:: Extracted data ::
......

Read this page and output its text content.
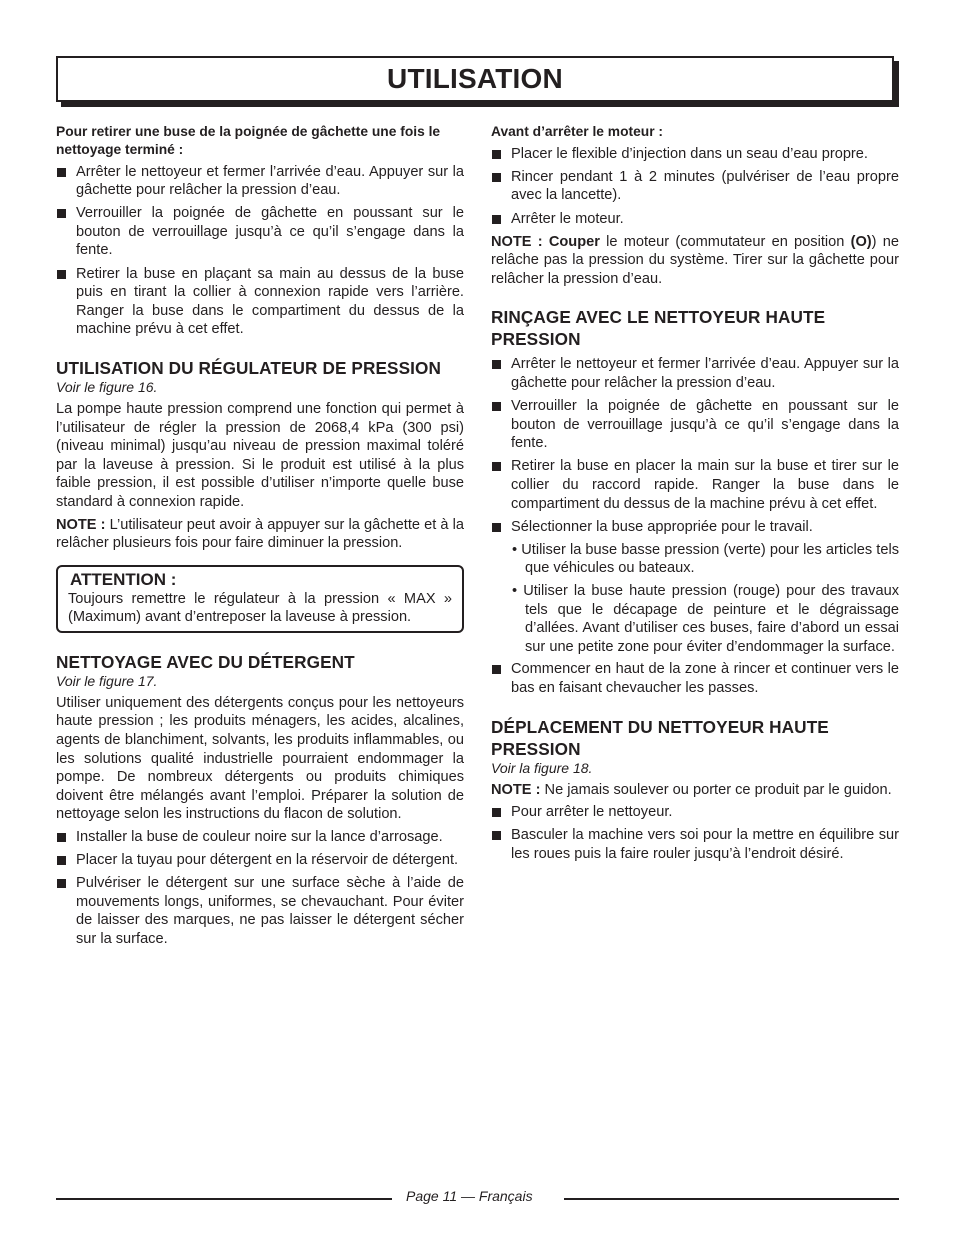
UTILISATION

Pour retirer une buse de la poignée de gâchette une fois le nettoyage terminé :

Arrêter le nettoyeur et fermer l’arrivée d’eau. Appuyer sur la gâchette pour relâcher la pression d’eau.
Verrouiller la poignée de gâchette en poussant sur le bouton de verrouillage jusqu’à ce qu’il s’engage dans la fente.
Retirer la buse en plaçant sa main au dessus de la buse puis en tirant la collier à connexion rapide vers l’arrière. Ranger la buse dans le compartiment du dessus de la machine prévu à cet effet.
UTILISATION DU RÉGULATEUR DE PRESSION
Voir le figure 16.

La pompe haute pression comprend une fonction qui permet à l’utilisateur de régler la pression de 2068,4 kPa (300 psi) (niveau minimal) jusqu’au niveau de pression maximal toléré par la laveuse à pression. Si le produit est utilisé à la plus faible pression, il est possible d’utiliser n’importe quelle buse standard à connexion rapide.

NOTE : L’utilisateur peut avoir à appuyer sur la gâchette et à la relâcher plusieurs fois pour faire diminuer la pression.

ATTENTION :

Toujours remettre le régulateur à la pression « MAX » (Maximum) avant d’entreposer la laveuse à pression.

NETTOYAGE AVEC DU DÉTERGENT
Voir le figure 17.

Utiliser uniquement des détergents conçus pour les nettoyeurs haute pression ; les produits ménagers, les acides, alcalines, agents de blanchiment, solvants, les produits inflammables, ou les solutions qualité industrielle pourraient endommager la pompe. De nombreux détergents ou produits chimiques doivent être mélangés avant l’emploi. Préparer la solution de nettoyage selon les instructions du flacon de solution.

Installer la buse de couleur noire sur la lance d’arrosage.
Placer la tuyau pour détergent en la réservoir de détergent.
Pulvériser le détergent sur une surface sèche à l’aide de mouvements longs, uniformes, se chevauchant. Pour éviter de laisser des marques, ne pas laisser le détergent sécher sur la surface.

Avant d’arrêter le moteur :

Placer le flexible d’injection dans un seau d’eau propre.
Rincer pendant 1 à 2 minutes (pulvériser de l’eau propre avec la lancette).
Arrêter le moteur.

NOTE : Couper le moteur (commutateur en position (O)) ne relâche pas la pression du système. Tirer sur la gâchette pour relâcher la pression d’eau.

RINÇAGE AVEC LE NETTOYEUR HAUTE PRESSION
Arrêter le nettoyeur et fermer l’arrivée d’eau. Appuyer sur la gâchette pour relâcher la pression d’eau.
Verrouiller la poignée de gâchette en poussant sur le bouton de verrouillage jusqu’à ce qu’il s’engage dans la fente.
Retirer la buse en placer la main sur la buse et tirer sur le collier du raccord rapide. Ranger la buse dans le compartiment du dessus de la machine prévu à cet effet.
Sélectionner la buse appropriée pour le travail.
• Utiliser la buse basse pression (verte) pour les articles tels que véhicules ou bateaux.
• Utiliser la buse haute pression (rouge) pour des travaux tels que le décapage de peinture et le dégraissage d’allées. Avant d’utiliser ces buses, faire d’abord un essai sur une petite zone pour éviter d’endommager la surface.
Commencer en haut de la zone à rincer et continuer vers le bas en faisant chevaucher les passes.
DÉPLACEMENT DU NETTOYEUR HAUTE PRESSION
Voir la figure 18.

NOTE : Ne jamais soulever ou porter ce produit par le guidon.

Pour arrêter le nettoyeur.
Basculer la machine vers soi pour la mettre en équilibre sur les roues puis la faire rouler jusqu’à l’endroit désiré.
Page 11 — Français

......

:: Task objective ::
Omit every picture while copying the listing above exactly.

:: Answer in full ::
Read this page and output its text content.
UTILISATION

Pour retirer une buse de la poignée de gâchette une fois le nettoyage terminé :

Arrêter le nettoyeur et fermer l’arrivée d’eau. Appuyer sur la gâchette pour relâcher la pression d’eau.
Verrouiller la poignée de gâchette en poussant sur le bouton de verrouillage jusqu’à ce qu’il s’engage dans la fente.
Retirer la buse en plaçant sa main au dessus de la buse puis en tirant la collier à connexion rapide vers l’arrière. Ranger la buse dans le compartiment du dessus de la machine prévu à cet effet.
UTILISATION DU RÉGULATEUR DE PRESSION
Voir le figure 16.

La pompe haute pression comprend une fonction qui permet à l’utilisateur de régler la pression de 2068,4 kPa (300 psi) (niveau minimal) jusqu’au niveau de pression maximal toléré par la laveuse à pression. Si le produit est utilisé à la plus faible pression, il est possible d’utiliser n’importe quelle buse standard à connexion rapide.

NOTE : L’utilisateur peut avoir à appuyer sur la gâchette et à la relâcher plusieurs fois pour faire diminuer la pression.

ATTENTION :

Toujours remettre le régulateur à la pression « MAX » (Maximum) avant d’entreposer la laveuse à pression.

NETTOYAGE AVEC DU DÉTERGENT
Voir le figure 17.

Utiliser uniquement des détergents conçus pour les nettoyeurs haute pression ; les produits ménagers, les acides, alcalines, agents de blanchiment, solvants, les produits inflammables, ou les solutions qualité industrielle pourraient endommager la pompe. De nombreux détergents ou produits chimiques doivent être mélangés avant l’emploi. Préparer la solution de nettoyage selon les instructions du flacon de solution.

Installer la buse de couleur noire sur la lance d’arrosage.
Placer la tuyau pour détergent en la réservoir de détergent.
Pulvériser le détergent sur une surface sèche à l’aide de mouvements longs, uniformes, se chevauchant. Pour éviter de laisser des marques, ne pas laisser le détergent sécher sur la surface.

Avant d’arrêter le moteur :

Placer le flexible d’injection dans un seau d’eau propre.
Rincer pendant 1 à 2 minutes (pulvériser de l’eau propre avec la lancette).
Arrêter le moteur.

NOTE : Couper le moteur (commutateur en position (O)) ne relâche pas la pression du système. Tirer sur la gâchette pour relâcher la pression d’eau.

RINÇAGE AVEC LE NETTOYEUR HAUTE PRESSION
Arrêter le nettoyeur et fermer l’arrivée d’eau. Appuyer sur la gâchette pour relâcher la pression d’eau.
Verrouiller la poignée de gâchette en poussant sur le bouton de verrouillage jusqu’à ce qu’il s’engage dans la fente.
Retirer la buse en placer la main sur la buse et tirer sur le collier du raccord rapide. Ranger la buse dans le compartiment du dessus de la machine prévu à cet effet.
Sélectionner la buse appropriée pour le travail.
• Utiliser la buse basse pression (verte) pour les articles tels que véhicules ou bateaux.
• Utiliser la buse haute pression (rouge) pour des travaux tels que le décapage de peinture et le dégraissage d’allées. Avant d’utiliser ces buses, faire d’abord un essai sur une petite zone pour éviter d’endommager la surface.
Commencer en haut de la zone à rincer et continuer vers le bas en faisant chevaucher les passes.
DÉPLACEMENT DU NETTOYEUR HAUTE PRESSION
Voir la figure 18.

NOTE : Ne jamais soulever ou porter ce produit par le guidon.

Pour arrêter le nettoyeur.
Basculer la machine vers soi pour la mettre en équilibre sur les roues puis la faire rouler jusqu’à l’endroit désiré.
Page 11 — Français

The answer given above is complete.